Given task » The entire listing is to be repeated verbatim.

Input material »
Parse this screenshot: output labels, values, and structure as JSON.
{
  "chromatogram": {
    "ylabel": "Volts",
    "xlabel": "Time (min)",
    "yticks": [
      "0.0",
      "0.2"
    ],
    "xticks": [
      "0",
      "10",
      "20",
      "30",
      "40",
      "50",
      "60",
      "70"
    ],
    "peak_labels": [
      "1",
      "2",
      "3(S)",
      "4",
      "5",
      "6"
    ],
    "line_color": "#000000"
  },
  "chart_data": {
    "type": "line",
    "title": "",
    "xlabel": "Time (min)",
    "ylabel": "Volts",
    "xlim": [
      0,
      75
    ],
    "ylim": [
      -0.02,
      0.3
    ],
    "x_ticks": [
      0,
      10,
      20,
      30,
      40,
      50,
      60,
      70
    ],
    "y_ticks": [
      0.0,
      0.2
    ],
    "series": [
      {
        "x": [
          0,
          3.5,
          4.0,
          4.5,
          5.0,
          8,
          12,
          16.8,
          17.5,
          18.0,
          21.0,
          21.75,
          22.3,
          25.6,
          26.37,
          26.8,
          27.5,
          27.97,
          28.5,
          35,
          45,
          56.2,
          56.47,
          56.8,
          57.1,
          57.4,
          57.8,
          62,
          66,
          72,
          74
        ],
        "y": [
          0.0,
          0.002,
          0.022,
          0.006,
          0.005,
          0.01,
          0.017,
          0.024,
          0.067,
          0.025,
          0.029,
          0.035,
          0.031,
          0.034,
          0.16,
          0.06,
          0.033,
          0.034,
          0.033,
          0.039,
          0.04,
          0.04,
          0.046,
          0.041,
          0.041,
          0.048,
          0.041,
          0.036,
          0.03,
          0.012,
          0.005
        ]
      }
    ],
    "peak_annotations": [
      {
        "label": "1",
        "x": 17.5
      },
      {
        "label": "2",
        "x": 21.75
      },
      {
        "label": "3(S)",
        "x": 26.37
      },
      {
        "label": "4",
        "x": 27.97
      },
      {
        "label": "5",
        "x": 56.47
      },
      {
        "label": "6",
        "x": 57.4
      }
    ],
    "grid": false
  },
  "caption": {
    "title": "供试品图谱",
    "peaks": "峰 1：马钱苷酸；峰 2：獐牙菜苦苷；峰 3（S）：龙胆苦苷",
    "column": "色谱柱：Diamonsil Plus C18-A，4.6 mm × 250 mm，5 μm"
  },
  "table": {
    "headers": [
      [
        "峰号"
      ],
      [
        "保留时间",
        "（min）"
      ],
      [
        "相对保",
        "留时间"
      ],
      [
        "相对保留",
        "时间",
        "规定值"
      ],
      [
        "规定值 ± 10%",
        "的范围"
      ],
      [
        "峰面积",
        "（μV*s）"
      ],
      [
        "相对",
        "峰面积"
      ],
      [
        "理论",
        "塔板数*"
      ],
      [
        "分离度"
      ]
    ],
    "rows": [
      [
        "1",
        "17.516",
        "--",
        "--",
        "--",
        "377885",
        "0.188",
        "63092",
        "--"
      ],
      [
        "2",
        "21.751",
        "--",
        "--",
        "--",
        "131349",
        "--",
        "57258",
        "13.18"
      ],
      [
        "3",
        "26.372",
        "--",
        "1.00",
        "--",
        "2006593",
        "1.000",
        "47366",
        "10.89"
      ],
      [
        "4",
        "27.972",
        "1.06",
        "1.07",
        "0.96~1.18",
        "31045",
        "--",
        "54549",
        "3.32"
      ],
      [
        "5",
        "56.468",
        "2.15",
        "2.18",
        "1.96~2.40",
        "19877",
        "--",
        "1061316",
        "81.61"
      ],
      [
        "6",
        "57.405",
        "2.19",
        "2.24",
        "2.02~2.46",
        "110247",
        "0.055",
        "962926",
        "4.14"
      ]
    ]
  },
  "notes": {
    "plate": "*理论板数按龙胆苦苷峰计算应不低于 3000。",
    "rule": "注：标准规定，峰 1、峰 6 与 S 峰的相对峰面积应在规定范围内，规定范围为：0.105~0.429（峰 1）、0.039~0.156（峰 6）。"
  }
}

Task solution »
Parse this screenshot: output labels, values, and structure as JSON.
{
  "chromatogram": {
    "ylabel": "Volts",
    "xlabel": "Time (min)",
    "yticks": [
      "0.0",
      "0.2"
    ],
    "xticks": [
      "0",
      "10",
      "20",
      "30",
      "40",
      "50",
      "60",
      "70"
    ],
    "peak_labels": [
      "1",
      "2",
      "3(S)",
      "4",
      "5",
      "6"
    ],
    "line_color": "#000000"
  },
  "chart_data": {
    "type": "line",
    "title": "",
    "xlabel": "Time (min)",
    "ylabel": "Volts",
    "xlim": [
      0,
      75
    ],
    "ylim": [
      -0.02,
      0.3
    ],
    "x_ticks": [
      0,
      10,
      20,
      30,
      40,
      50,
      60,
      70
    ],
    "y_ticks": [
      0.0,
      0.2
    ],
    "series": [
      {
        "x": [
          0,
          3.5,
          4.0,
          4.5,
          5.0,
          8,
          12,
          16.8,
          17.5,
          18.0,
          21.0,
          21.75,
          22.3,
          25.6,
          26.37,
          26.8,
          27.5,
          27.97,
          28.5,
          35,
          45,
          56.2,
          56.47,
          56.8,
          57.1,
          57.4,
          57.8,
          62,
          66,
          72,
          74
        ],
        "y": [
          0.0,
          0.002,
          0.022,
          0.006,
          0.005,
          0.01,
          0.017,
          0.024,
          0.067,
          0.025,
          0.029,
          0.035,
          0.031,
          0.034,
          0.16,
          0.06,
          0.033,
          0.034,
          0.033,
          0.039,
          0.04,
          0.04,
          0.046,
          0.041,
          0.041,
          0.048,
          0.041,
          0.036,
          0.03,
          0.012,
          0.005
        ]
      }
    ],
    "peak_annotations": [
      {
        "label": "1",
        "x": 17.5
      },
      {
        "label": "2",
        "x": 21.75
      },
      {
        "label": "3(S)",
        "x": 26.37
      },
      {
        "label": "4",
        "x": 27.97
      },
      {
        "label": "5",
        "x": 56.47
      },
      {
        "label": "6",
        "x": 57.4
      }
    ],
    "grid": false
  },
  "caption": {
    "title": "供试品图谱",
    "peaks": "峰 1：马钱苷酸；峰 2：獐牙菜苦苷；峰 3（S）：龙胆苦苷",
    "column": "色谱柱：Diamonsil Plus C18-A，4.6 mm × 250 mm，5 μm"
  },
  "table": {
    "headers": [
      [
        "峰号"
      ],
      [
        "保留时间",
        "（min）"
      ],
      [
        "相对保",
        "留时间"
      ],
      [
        "相对保留",
        "时间",
        "规定值"
      ],
      [
        "规定值 ± 10%",
        "的范围"
      ],
      [
        "峰面积",
        "（μV*s）"
      ],
      [
        "相对",
        "峰面积"
      ],
      [
        "理论",
        "塔板数*"
      ],
      [
        "分离度"
      ]
    ],
    "rows": [
      [
        "1",
        "17.516",
        "--",
        "--",
        "--",
        "377885",
        "0.188",
        "63092",
        "--"
      ],
      [
        "2",
        "21.751",
        "--",
        "--",
        "--",
        "131349",
        "--",
        "57258",
        "13.18"
      ],
      [
        "3",
        "26.372",
        "--",
        "1.00",
        "--",
        "2006593",
        "1.000",
        "47366",
        "10.89"
      ],
      [
        "4",
        "27.972",
        "1.06",
        "1.07",
        "0.96~1.18",
        "31045",
        "--",
        "54549",
        "3.32"
      ],
      [
        "5",
        "56.468",
        "2.15",
        "2.18",
        "1.96~2.40",
        "19877",
        "--",
        "1061316",
        "81.61"
      ],
      [
        "6",
        "57.405",
        "2.19",
        "2.24",
        "2.02~2.46",
        "110247",
        "0.055",
        "962926",
        "4.14"
      ]
    ]
  },
  "notes": {
    "plate": "*理论板数按龙胆苦苷峰计算应不低于 3000。",
    "rule": "注：标准规定，峰 1、峰 6 与 S 峰的相对峰面积应在规定范围内，规定范围为：0.105~0.429（峰 1）、0.039~0.156（峰 6）。"
  }
}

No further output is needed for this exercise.